----- Data for the task

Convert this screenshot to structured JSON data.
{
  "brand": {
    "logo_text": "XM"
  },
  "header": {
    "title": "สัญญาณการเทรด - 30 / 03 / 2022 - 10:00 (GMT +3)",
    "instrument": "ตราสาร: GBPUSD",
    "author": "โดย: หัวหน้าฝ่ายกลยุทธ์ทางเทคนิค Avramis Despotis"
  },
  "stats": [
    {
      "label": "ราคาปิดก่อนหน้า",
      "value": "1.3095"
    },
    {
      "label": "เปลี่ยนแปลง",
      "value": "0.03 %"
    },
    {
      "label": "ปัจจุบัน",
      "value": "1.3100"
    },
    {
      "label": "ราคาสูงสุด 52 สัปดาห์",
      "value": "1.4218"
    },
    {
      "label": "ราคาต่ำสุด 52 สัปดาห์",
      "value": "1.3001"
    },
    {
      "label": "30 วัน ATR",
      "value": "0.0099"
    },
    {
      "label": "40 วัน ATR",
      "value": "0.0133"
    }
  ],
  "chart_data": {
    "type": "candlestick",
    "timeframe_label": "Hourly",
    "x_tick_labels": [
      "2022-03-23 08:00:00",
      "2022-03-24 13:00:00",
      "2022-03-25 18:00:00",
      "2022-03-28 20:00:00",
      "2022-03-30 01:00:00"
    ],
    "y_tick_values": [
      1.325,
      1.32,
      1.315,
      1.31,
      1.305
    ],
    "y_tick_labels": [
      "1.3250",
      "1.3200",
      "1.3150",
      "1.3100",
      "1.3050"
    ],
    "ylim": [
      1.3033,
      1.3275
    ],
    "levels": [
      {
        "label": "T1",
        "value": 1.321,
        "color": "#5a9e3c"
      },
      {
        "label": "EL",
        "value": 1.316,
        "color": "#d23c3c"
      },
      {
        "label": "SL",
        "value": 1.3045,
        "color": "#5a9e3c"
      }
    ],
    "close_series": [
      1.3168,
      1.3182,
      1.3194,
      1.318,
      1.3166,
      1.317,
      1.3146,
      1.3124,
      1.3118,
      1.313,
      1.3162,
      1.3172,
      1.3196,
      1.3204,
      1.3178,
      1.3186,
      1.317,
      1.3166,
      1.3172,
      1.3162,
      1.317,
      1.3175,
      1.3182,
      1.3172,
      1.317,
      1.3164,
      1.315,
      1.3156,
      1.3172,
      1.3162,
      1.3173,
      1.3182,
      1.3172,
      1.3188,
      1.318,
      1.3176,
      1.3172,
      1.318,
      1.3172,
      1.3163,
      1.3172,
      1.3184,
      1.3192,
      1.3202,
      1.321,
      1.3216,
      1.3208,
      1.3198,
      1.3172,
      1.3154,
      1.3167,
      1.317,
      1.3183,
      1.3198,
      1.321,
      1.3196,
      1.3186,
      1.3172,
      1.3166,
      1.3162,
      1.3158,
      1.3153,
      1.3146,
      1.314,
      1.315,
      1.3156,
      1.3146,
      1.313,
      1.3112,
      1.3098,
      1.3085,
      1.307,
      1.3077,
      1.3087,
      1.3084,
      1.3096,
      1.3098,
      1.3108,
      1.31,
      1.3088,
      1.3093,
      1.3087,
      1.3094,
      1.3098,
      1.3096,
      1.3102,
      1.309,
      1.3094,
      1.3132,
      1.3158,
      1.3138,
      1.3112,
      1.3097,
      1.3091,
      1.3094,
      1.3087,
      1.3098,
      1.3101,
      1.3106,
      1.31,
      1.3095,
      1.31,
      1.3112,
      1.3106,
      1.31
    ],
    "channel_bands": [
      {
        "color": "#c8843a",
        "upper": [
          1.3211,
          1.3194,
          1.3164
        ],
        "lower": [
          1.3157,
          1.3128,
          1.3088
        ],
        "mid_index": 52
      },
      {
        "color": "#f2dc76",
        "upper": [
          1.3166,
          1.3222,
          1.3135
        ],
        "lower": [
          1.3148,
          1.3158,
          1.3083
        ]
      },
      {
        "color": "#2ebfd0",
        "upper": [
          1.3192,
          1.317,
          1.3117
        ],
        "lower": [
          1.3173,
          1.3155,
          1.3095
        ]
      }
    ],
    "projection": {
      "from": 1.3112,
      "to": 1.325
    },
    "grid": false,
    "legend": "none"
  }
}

----------

> **Problem requirements**:
Gather each line in the data that holds the string "color".

> **Task solution**:
        "color": "#5a9e3c"
        "color": "#d23c3c"
        "color": "#5a9e3c"
        "color": "#c8843a",
        "color": "#f2dc76",
        "color": "#2ebfd0",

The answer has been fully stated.